▶ _Records to process_
■ ■ ■ ■ ■

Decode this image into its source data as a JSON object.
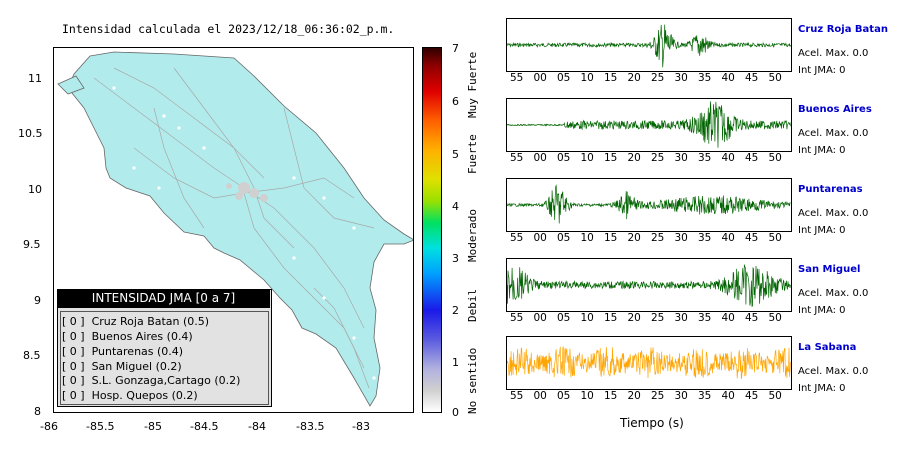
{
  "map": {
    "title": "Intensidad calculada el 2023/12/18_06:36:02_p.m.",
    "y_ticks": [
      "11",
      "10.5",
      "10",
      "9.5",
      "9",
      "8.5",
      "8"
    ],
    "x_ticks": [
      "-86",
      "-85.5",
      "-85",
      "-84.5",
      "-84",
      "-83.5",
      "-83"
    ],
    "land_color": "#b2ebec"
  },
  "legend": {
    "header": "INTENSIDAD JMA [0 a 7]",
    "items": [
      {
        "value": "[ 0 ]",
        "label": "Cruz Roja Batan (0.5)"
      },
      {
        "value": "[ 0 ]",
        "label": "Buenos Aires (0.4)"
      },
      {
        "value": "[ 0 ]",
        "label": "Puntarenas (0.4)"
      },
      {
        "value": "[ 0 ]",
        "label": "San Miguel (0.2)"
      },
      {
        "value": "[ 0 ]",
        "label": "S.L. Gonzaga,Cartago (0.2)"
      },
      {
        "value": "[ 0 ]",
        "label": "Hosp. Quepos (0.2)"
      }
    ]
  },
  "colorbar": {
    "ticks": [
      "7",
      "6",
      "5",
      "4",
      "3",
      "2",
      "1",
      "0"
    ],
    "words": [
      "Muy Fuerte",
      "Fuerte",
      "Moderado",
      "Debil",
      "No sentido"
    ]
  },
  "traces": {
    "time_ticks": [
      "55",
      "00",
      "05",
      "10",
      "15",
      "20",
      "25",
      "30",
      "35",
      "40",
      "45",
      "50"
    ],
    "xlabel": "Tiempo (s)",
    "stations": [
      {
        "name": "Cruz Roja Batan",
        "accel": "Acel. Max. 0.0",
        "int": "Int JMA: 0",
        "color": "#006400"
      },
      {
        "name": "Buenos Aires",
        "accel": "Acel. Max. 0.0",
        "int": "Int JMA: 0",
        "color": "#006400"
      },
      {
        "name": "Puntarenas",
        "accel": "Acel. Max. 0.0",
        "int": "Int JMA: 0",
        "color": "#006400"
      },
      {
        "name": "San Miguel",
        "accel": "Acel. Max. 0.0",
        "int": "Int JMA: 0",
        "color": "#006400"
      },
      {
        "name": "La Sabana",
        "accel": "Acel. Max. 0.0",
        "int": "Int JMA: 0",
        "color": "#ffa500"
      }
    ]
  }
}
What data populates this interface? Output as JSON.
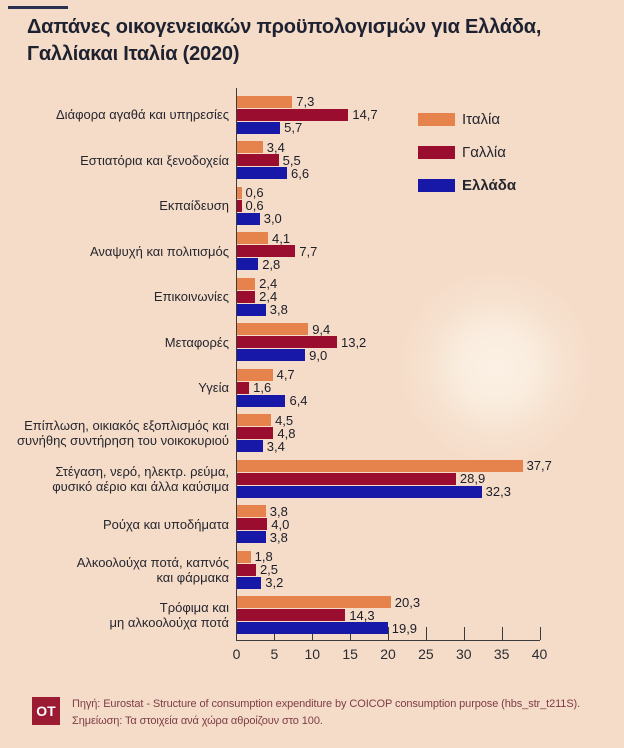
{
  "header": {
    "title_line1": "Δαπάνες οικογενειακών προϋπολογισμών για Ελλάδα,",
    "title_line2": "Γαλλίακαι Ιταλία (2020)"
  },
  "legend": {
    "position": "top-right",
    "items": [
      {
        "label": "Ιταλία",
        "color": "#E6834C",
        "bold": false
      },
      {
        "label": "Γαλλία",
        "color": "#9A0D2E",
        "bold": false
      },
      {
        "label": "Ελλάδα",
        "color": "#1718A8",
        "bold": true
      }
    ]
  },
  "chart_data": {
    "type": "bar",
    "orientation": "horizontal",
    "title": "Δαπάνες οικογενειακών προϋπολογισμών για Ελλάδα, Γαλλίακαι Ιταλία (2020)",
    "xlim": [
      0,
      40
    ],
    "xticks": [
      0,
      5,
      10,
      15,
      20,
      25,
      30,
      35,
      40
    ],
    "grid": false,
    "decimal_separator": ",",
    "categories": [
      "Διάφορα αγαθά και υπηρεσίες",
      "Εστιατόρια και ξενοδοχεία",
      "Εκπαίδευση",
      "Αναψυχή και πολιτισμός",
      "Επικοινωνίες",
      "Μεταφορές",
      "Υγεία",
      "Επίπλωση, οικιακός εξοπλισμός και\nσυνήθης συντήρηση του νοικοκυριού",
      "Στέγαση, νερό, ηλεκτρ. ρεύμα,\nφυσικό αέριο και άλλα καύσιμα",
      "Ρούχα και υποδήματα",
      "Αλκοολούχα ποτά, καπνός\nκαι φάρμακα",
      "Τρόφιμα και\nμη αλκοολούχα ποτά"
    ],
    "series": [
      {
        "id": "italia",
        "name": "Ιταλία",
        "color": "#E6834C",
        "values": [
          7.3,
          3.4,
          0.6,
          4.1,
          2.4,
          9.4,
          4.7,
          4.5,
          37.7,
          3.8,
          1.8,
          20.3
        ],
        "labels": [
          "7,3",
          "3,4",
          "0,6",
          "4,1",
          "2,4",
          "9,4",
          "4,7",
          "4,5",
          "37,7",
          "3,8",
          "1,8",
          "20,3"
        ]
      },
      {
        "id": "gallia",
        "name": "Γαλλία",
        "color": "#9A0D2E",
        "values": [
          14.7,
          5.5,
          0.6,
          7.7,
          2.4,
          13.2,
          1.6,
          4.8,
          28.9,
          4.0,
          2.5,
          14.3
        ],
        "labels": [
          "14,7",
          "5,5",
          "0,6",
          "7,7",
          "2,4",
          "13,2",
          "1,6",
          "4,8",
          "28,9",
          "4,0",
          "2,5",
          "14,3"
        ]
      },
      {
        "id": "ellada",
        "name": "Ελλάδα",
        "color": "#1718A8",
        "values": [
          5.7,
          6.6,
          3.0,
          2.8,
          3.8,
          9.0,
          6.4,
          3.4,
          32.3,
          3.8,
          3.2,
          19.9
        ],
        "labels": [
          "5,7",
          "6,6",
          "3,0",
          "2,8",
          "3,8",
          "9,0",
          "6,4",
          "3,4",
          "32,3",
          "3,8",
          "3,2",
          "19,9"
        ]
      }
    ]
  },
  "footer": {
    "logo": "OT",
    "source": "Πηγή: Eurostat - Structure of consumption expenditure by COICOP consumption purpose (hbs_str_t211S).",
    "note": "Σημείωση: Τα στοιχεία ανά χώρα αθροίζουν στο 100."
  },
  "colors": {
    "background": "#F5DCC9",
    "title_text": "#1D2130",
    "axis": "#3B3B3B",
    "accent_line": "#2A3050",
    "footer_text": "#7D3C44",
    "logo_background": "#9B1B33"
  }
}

■ ■ ■ ■ ■

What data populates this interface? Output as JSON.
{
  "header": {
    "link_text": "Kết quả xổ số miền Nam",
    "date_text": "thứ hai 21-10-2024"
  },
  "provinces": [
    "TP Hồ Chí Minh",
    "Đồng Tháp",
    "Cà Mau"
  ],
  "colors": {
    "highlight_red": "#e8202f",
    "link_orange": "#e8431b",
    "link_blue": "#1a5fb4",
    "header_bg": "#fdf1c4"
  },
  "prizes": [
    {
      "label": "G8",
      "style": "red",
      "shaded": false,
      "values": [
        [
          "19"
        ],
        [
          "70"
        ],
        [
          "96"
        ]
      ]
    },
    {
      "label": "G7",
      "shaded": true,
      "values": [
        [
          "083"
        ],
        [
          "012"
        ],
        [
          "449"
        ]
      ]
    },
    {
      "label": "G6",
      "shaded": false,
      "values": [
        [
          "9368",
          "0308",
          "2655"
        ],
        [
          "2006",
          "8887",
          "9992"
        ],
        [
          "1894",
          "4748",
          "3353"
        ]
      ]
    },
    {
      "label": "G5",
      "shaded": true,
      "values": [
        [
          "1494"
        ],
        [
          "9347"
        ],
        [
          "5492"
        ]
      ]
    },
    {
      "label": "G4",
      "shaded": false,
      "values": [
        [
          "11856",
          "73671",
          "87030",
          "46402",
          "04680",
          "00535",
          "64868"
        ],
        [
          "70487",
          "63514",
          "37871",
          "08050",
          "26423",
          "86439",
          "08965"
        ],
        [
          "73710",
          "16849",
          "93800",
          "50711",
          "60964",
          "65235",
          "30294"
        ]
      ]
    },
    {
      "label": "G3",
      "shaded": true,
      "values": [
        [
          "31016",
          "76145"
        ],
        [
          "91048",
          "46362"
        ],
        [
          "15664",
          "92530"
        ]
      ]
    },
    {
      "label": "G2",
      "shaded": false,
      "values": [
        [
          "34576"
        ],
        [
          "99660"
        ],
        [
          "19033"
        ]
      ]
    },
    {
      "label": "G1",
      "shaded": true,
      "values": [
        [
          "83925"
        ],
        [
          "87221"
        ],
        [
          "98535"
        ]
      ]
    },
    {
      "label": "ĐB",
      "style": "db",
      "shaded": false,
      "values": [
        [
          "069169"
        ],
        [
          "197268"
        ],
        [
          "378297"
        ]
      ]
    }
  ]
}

■ ■ ■ ■ ■

▶ _Objective_
Filter the data, keeping only the lines that contain "Batan".

▶ _Final result_
        "label": "Cruz Roja Batan (0.5)"
        "name": "Cruz Roja Batan",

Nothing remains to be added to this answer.